Stated goal
Leaving out every picture, quote the data below exactly as it appears.

Recorded information
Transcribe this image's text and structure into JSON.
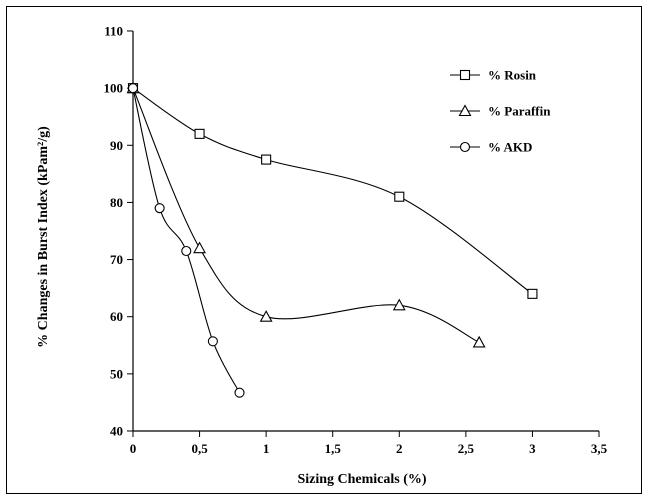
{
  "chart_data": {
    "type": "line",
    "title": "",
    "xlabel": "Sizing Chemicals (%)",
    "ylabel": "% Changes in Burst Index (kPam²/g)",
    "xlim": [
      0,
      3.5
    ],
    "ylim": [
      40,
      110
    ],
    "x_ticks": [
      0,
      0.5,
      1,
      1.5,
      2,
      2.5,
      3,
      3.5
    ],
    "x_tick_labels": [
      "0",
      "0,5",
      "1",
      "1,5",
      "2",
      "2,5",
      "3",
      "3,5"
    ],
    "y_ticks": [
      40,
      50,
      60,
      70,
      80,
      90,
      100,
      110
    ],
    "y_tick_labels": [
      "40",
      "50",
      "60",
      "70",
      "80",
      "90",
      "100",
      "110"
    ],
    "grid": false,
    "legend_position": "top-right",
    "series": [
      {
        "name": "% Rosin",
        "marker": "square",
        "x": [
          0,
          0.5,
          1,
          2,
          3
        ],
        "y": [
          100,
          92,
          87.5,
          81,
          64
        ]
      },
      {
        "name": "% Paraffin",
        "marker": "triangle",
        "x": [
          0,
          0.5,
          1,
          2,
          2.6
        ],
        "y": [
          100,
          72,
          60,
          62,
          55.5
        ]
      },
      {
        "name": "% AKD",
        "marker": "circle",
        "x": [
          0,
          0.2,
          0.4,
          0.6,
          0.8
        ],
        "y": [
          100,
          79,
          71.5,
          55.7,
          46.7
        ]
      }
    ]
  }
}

Solved exercise
Transcribe this image's text and structure into JSON.
{
  "chart_data": {
    "type": "line",
    "title": "",
    "xlabel": "Sizing Chemicals (%)",
    "ylabel": "% Changes in Burst Index (kPam²/g)",
    "xlim": [
      0,
      3.5
    ],
    "ylim": [
      40,
      110
    ],
    "x_ticks": [
      0,
      0.5,
      1,
      1.5,
      2,
      2.5,
      3,
      3.5
    ],
    "x_tick_labels": [
      "0",
      "0,5",
      "1",
      "1,5",
      "2",
      "2,5",
      "3",
      "3,5"
    ],
    "y_ticks": [
      40,
      50,
      60,
      70,
      80,
      90,
      100,
      110
    ],
    "y_tick_labels": [
      "40",
      "50",
      "60",
      "70",
      "80",
      "90",
      "100",
      "110"
    ],
    "grid": false,
    "legend_position": "top-right",
    "series": [
      {
        "name": "% Rosin",
        "marker": "square",
        "x": [
          0,
          0.5,
          1,
          2,
          3
        ],
        "y": [
          100,
          92,
          87.5,
          81,
          64
        ]
      },
      {
        "name": "% Paraffin",
        "marker": "triangle",
        "x": [
          0,
          0.5,
          1,
          2,
          2.6
        ],
        "y": [
          100,
          72,
          60,
          62,
          55.5
        ]
      },
      {
        "name": "% AKD",
        "marker": "circle",
        "x": [
          0,
          0.2,
          0.4,
          0.6,
          0.8
        ],
        "y": [
          100,
          79,
          71.5,
          55.7,
          46.7
        ]
      }
    ]
  }
}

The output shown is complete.